> [WORK INSTRUCTIONS] Omit every picture while repeating the entries exactly.

(Rows from a figure dataset)
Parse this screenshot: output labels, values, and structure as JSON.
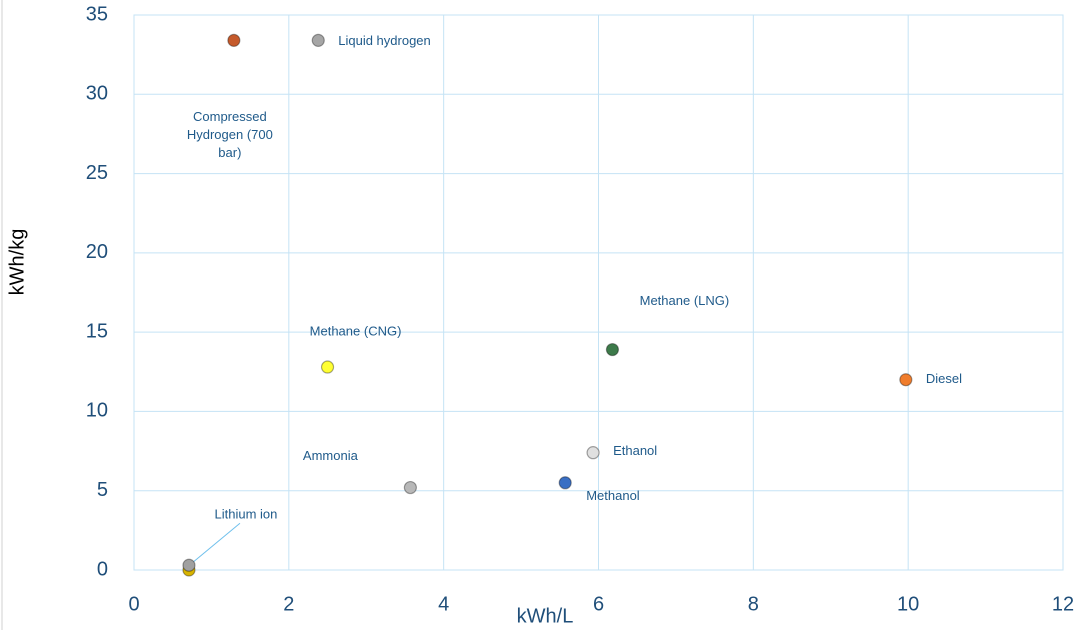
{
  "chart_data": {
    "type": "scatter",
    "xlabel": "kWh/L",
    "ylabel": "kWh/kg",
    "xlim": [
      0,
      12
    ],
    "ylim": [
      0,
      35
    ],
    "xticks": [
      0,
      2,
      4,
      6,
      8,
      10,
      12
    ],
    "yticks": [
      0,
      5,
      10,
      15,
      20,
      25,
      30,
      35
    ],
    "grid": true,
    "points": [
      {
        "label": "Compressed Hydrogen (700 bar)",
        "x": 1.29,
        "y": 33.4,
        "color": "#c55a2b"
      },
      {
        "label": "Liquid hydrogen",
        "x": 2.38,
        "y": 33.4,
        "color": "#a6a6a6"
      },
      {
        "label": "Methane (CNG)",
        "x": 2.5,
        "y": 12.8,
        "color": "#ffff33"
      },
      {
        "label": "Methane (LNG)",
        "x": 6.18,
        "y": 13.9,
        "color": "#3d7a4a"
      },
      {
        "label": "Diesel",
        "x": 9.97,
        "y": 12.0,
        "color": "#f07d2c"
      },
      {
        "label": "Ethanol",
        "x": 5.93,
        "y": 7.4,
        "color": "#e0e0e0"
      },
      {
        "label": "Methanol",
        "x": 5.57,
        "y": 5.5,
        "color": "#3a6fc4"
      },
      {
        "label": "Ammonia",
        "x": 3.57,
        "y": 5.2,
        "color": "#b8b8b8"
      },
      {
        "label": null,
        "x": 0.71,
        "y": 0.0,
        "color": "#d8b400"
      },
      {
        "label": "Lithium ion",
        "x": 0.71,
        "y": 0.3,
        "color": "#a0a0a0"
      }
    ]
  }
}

> [RESULT]
Parse this screenshot: output labels, values, and structure as JSON.
{
  "chart_data": {
    "type": "scatter",
    "xlabel": "kWh/L",
    "ylabel": "kWh/kg",
    "xlim": [
      0,
      12
    ],
    "ylim": [
      0,
      35
    ],
    "xticks": [
      0,
      2,
      4,
      6,
      8,
      10,
      12
    ],
    "yticks": [
      0,
      5,
      10,
      15,
      20,
      25,
      30,
      35
    ],
    "grid": true,
    "points": [
      {
        "label": "Compressed Hydrogen (700 bar)",
        "x": 1.29,
        "y": 33.4,
        "color": "#c55a2b"
      },
      {
        "label": "Liquid hydrogen",
        "x": 2.38,
        "y": 33.4,
        "color": "#a6a6a6"
      },
      {
        "label": "Methane (CNG)",
        "x": 2.5,
        "y": 12.8,
        "color": "#ffff33"
      },
      {
        "label": "Methane (LNG)",
        "x": 6.18,
        "y": 13.9,
        "color": "#3d7a4a"
      },
      {
        "label": "Diesel",
        "x": 9.97,
        "y": 12.0,
        "color": "#f07d2c"
      },
      {
        "label": "Ethanol",
        "x": 5.93,
        "y": 7.4,
        "color": "#e0e0e0"
      },
      {
        "label": "Methanol",
        "x": 5.57,
        "y": 5.5,
        "color": "#3a6fc4"
      },
      {
        "label": "Ammonia",
        "x": 3.57,
        "y": 5.2,
        "color": "#b8b8b8"
      },
      {
        "label": null,
        "x": 0.71,
        "y": 0.0,
        "color": "#d8b400"
      },
      {
        "label": "Lithium ion",
        "x": 0.71,
        "y": 0.3,
        "color": "#a0a0a0"
      }
    ]
  }
}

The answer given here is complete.